* _Your task_
Gather all lines in the entries that include the word "this".

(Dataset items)
---+---
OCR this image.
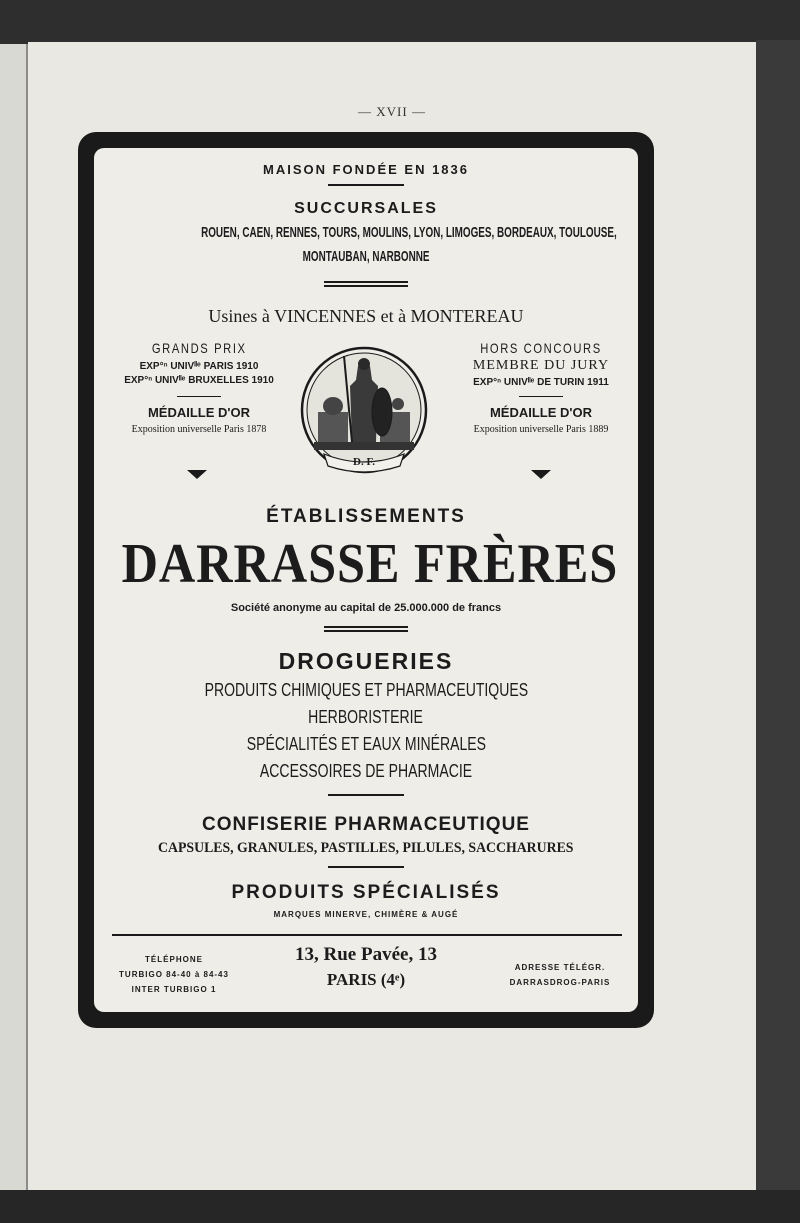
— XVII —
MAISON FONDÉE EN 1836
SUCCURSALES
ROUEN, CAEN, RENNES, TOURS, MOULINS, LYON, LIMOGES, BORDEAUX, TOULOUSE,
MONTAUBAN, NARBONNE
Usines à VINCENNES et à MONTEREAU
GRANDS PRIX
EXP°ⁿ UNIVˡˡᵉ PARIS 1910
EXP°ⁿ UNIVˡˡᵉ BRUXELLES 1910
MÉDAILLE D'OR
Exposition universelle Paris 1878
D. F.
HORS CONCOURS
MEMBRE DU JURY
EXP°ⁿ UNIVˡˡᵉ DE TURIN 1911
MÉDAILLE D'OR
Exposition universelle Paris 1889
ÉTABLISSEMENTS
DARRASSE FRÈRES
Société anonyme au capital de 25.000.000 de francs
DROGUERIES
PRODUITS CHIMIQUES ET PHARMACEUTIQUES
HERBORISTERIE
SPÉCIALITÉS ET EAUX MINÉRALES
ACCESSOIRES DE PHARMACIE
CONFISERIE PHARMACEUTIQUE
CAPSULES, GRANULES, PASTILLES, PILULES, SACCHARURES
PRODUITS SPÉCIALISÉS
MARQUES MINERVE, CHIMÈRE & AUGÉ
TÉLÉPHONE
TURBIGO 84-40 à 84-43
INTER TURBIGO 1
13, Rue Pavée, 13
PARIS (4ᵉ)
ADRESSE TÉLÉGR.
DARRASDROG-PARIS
---+---
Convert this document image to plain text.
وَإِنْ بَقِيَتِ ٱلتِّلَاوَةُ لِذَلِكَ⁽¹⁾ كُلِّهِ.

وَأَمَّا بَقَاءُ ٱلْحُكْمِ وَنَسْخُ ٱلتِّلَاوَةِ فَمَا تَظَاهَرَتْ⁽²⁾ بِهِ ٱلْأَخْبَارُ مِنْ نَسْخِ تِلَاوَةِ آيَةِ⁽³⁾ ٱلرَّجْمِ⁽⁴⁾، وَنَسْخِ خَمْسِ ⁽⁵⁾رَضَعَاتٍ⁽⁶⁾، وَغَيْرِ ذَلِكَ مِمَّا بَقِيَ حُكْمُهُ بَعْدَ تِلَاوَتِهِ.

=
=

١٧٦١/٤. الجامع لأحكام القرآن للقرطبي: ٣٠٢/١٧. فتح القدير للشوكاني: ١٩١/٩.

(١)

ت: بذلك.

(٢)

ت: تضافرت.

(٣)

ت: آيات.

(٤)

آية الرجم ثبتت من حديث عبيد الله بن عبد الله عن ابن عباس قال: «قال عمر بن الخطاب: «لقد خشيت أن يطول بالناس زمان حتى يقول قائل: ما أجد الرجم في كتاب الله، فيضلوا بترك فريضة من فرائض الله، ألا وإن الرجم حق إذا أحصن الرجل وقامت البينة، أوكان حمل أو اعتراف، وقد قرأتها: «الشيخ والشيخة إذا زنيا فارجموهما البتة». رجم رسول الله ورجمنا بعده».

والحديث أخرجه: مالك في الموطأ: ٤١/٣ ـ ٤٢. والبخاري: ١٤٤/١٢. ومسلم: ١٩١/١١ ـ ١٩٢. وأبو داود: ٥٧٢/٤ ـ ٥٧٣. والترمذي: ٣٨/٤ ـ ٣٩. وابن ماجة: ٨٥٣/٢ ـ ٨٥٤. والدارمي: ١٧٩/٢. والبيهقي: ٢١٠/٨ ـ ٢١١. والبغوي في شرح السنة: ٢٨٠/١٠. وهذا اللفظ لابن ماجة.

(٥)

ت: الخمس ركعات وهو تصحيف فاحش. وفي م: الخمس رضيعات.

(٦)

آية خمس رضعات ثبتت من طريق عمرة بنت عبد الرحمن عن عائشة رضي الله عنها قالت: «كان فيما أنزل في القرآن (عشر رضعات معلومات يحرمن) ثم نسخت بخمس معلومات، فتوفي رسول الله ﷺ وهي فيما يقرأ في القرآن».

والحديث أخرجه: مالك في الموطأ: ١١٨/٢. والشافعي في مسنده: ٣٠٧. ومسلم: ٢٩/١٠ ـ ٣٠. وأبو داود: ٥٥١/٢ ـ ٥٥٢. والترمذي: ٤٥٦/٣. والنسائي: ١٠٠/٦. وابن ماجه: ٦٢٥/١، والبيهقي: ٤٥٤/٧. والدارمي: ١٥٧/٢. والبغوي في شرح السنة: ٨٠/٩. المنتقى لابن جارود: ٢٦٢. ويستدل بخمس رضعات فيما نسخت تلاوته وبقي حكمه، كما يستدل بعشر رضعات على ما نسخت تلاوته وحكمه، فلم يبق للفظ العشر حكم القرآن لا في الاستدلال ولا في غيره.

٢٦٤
---+---
* _Task output_
OCR this image.
Convert this document image to plain text.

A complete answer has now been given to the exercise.